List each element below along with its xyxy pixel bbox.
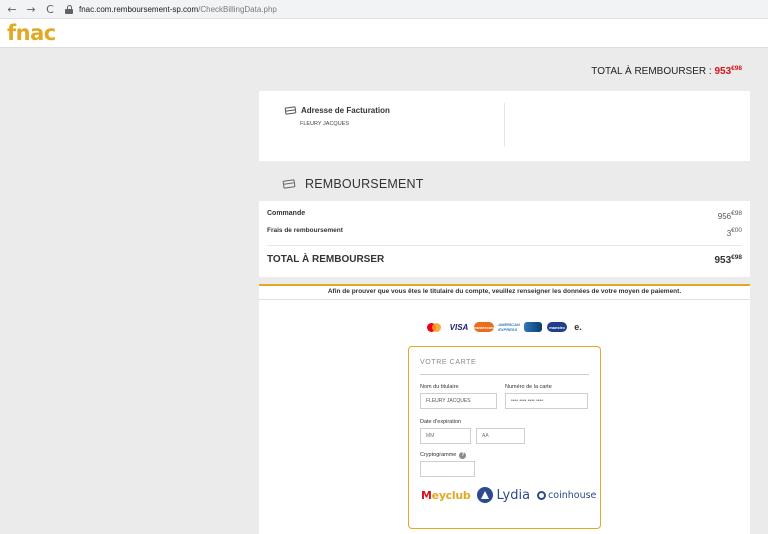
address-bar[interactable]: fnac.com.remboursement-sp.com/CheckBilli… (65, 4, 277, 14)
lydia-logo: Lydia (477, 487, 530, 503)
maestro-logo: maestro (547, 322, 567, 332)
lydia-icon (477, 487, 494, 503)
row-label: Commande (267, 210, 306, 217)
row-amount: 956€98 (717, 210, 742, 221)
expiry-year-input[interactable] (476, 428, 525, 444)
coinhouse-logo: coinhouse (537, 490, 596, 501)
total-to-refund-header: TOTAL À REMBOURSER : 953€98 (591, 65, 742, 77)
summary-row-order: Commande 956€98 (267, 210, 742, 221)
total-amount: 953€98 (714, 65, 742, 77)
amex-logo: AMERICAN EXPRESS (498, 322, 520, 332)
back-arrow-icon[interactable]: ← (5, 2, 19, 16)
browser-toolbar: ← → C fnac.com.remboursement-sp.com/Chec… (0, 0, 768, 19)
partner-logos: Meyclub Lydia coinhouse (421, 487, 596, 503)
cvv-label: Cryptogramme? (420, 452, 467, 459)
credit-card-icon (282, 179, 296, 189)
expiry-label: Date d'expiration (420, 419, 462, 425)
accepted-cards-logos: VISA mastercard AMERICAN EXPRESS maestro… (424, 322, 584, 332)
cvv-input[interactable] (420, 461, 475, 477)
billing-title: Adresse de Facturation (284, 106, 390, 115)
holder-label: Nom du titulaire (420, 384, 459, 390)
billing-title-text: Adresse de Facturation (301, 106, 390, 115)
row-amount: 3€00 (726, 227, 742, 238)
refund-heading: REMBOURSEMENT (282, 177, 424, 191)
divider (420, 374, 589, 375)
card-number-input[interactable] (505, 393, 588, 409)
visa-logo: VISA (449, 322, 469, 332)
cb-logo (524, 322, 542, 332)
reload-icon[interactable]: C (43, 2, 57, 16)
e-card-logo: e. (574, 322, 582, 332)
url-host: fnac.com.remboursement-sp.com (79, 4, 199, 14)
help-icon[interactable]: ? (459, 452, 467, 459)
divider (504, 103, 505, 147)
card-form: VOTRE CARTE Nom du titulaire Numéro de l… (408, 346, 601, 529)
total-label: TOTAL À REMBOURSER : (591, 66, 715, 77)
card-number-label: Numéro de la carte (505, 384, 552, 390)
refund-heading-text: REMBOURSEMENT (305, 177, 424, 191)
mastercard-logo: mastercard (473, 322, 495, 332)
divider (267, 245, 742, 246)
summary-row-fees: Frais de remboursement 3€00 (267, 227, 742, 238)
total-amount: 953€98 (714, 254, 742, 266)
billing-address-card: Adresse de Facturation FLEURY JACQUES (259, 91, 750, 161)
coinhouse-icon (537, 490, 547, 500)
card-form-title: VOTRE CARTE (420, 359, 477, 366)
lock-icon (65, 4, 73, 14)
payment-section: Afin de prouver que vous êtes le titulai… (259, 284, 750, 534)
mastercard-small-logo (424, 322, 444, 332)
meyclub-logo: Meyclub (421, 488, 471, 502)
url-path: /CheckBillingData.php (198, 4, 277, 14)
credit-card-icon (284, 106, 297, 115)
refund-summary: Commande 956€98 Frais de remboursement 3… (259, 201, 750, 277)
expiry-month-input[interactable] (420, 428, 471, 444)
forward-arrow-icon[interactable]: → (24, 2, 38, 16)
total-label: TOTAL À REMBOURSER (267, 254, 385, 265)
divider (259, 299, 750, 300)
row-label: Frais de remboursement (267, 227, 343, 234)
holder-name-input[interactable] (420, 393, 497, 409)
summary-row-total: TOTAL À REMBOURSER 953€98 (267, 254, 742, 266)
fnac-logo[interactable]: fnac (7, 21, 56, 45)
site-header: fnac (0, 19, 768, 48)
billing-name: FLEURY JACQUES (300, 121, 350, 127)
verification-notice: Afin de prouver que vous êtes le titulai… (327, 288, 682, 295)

*****

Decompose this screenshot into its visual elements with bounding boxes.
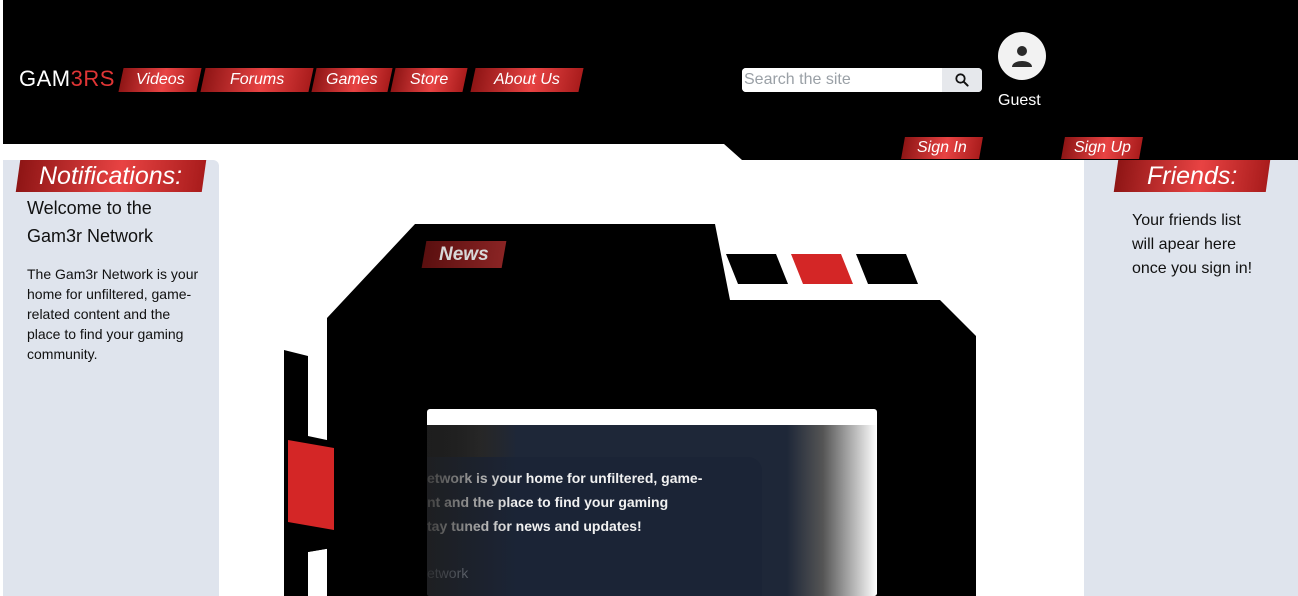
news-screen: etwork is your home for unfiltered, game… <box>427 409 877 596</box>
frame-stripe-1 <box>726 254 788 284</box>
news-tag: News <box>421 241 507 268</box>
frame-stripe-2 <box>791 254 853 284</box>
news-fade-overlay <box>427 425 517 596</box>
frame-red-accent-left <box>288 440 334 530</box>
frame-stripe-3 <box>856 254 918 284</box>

*****

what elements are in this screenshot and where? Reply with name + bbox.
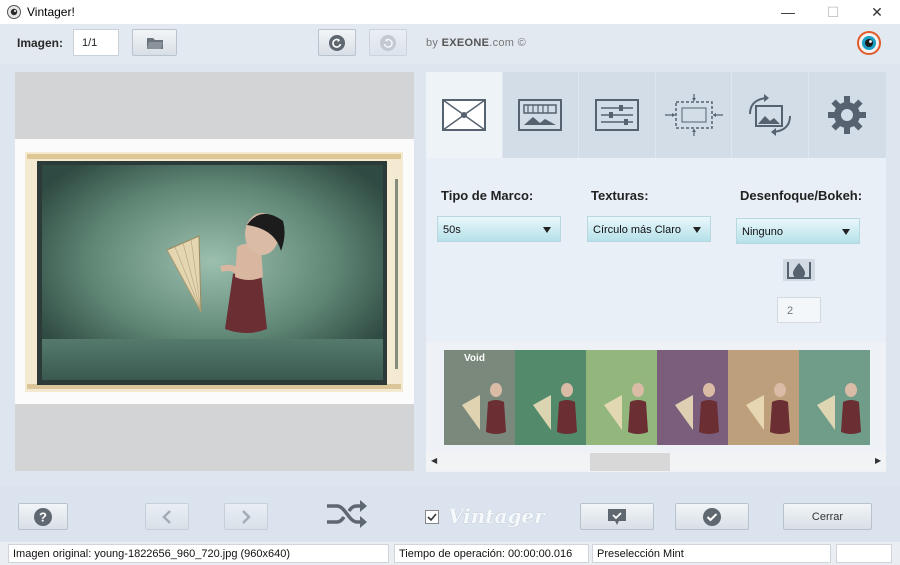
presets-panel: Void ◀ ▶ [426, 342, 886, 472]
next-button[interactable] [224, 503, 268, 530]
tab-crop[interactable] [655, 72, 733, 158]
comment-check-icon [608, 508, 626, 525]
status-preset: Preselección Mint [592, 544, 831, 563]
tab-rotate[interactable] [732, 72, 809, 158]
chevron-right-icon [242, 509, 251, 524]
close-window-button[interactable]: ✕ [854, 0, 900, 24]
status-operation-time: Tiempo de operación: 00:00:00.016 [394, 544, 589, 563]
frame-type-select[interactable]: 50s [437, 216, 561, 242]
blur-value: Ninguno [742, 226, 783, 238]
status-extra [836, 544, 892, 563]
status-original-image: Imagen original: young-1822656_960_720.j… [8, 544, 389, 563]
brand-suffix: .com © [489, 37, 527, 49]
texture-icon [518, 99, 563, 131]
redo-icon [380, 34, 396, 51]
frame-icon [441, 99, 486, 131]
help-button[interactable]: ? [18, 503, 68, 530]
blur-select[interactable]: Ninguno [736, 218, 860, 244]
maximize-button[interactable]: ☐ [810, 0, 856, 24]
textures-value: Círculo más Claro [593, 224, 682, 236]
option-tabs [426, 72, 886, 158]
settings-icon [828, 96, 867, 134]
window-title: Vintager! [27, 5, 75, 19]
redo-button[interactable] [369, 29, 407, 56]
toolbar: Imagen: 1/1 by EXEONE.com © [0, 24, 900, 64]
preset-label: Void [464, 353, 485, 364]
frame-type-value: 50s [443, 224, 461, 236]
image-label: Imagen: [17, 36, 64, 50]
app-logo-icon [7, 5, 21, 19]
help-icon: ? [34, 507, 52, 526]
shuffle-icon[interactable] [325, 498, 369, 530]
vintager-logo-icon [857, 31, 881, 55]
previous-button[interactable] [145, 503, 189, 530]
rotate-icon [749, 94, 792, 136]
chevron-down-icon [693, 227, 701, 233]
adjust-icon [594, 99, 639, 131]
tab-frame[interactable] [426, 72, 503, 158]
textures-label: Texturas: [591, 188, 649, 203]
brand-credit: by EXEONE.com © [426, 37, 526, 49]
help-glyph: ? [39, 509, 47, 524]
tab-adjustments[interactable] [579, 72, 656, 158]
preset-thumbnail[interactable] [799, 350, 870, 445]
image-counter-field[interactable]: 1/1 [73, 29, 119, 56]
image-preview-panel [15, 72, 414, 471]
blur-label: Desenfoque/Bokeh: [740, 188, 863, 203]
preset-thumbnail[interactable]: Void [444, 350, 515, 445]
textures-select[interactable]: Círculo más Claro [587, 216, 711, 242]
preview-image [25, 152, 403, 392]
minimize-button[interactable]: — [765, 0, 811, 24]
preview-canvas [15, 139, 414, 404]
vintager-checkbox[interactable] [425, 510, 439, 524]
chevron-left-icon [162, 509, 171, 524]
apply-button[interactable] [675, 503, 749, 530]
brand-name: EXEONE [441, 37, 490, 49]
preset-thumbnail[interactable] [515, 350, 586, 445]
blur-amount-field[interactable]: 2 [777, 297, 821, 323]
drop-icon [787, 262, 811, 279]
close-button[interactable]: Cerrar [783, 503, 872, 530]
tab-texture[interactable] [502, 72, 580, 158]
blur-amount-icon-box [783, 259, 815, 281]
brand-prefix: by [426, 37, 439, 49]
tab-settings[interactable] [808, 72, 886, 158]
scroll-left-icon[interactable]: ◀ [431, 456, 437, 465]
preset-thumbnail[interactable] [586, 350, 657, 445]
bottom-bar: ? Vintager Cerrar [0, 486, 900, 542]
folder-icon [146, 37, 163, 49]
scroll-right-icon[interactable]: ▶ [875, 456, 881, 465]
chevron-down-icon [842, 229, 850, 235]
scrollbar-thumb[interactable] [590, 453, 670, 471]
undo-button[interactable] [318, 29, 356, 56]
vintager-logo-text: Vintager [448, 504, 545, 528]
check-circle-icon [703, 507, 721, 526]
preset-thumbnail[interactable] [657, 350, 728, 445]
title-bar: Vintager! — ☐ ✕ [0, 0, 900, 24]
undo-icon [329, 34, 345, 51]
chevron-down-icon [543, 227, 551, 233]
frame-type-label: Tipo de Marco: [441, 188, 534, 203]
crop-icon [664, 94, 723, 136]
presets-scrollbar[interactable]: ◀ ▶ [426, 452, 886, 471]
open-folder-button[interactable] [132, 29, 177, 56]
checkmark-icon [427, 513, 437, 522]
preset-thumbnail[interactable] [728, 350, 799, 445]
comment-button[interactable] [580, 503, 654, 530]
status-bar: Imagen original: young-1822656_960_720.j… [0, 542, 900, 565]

*****

** TASK GOAL **
Give the part of the items that opens with the line containing "List each element" and closes with the line containing "row-amount: 956€98 (717, 210, 742, 221)" as a JSON list of strings, one string per line, with both of those lines included and blank lines left out. Omit the picture from the list.

** WRITTEN SOLUTION **
[
  "List each element below along with its xyxy pixel bbox.",
  "address-bar[interactable]: fnac.com.remboursement-sp.com/CheckBilli… (65, 4, 277, 14)",
  "lydia-logo: Lydia (477, 487, 530, 503)",
  "maestro-logo: maestro (547, 322, 567, 332)",
  "lydia-icon (477, 487, 494, 503)",
  "row-label: Commande (267, 210, 306, 217)",
  "row-amount: 956€98 (717, 210, 742, 221)"
]